▸ Stated goal
Copy out each line of the material in which the word "某市广播电视台" appears.

[Saved data entries]
•••

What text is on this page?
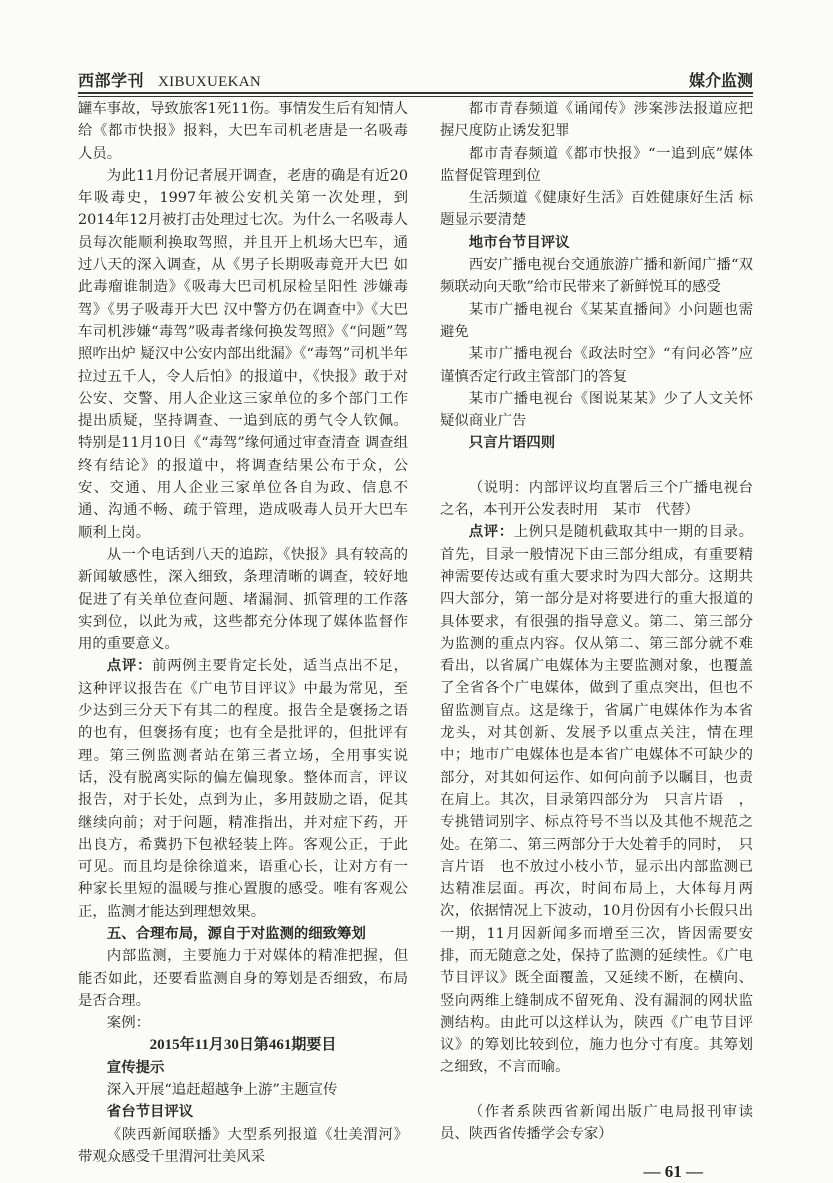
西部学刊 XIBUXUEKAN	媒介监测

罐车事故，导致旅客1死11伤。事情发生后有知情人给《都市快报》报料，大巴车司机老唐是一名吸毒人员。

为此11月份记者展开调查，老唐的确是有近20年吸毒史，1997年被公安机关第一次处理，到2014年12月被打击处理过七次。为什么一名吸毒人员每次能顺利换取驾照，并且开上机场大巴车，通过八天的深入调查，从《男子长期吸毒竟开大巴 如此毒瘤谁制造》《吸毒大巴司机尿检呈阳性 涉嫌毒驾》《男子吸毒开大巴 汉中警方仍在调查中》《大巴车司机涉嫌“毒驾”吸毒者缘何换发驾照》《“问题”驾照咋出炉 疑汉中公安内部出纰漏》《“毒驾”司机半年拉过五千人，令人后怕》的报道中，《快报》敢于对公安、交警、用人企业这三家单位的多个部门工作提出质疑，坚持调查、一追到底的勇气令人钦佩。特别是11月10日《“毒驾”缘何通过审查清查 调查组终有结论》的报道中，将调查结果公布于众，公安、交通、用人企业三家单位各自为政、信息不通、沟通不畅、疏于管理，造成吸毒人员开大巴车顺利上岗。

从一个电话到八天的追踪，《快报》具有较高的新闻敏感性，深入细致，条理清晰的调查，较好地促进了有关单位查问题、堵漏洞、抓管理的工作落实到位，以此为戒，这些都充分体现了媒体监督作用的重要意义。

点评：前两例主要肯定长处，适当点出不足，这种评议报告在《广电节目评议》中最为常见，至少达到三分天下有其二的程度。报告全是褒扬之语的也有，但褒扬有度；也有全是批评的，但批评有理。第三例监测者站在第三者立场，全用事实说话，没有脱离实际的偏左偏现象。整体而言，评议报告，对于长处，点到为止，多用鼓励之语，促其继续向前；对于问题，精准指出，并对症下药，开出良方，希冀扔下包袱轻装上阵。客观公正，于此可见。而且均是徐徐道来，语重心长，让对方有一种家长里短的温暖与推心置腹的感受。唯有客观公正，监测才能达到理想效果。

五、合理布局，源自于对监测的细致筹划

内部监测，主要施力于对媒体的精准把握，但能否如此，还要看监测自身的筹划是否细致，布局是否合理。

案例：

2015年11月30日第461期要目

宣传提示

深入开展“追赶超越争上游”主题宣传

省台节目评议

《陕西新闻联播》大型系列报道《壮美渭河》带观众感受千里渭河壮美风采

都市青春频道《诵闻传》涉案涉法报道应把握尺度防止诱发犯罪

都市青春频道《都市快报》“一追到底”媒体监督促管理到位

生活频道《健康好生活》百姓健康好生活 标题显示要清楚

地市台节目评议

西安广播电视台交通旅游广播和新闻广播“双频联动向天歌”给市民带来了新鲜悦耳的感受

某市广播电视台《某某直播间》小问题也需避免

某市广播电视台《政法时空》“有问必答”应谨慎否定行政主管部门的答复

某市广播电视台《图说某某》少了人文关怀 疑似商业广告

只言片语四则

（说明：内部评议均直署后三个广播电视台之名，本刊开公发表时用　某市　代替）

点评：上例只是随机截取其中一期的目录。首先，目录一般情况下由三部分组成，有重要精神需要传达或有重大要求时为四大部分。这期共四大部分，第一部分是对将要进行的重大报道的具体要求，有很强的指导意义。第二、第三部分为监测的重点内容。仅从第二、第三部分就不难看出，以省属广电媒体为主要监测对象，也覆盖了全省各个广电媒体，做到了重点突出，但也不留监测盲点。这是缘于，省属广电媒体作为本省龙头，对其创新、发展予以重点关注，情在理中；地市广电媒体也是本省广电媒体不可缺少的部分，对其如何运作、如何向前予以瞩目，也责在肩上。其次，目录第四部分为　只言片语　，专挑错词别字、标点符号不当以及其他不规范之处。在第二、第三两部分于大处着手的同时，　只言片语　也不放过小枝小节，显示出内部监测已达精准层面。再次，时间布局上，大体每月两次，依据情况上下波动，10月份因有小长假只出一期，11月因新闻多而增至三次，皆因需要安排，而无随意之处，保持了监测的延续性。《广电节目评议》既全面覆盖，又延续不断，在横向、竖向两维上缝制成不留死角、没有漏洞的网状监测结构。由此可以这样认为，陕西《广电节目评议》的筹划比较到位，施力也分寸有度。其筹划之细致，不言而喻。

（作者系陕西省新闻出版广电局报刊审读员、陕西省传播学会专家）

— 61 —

•••

▸ Answer for the task
某市广播电视台《某某直播间》小问题也需避免
某市广播电视台《政法时空》“有问必答”应谨慎否定行政主管部门的答复
某市广播电视台《图说某某》少了人文关怀 疑似商业广告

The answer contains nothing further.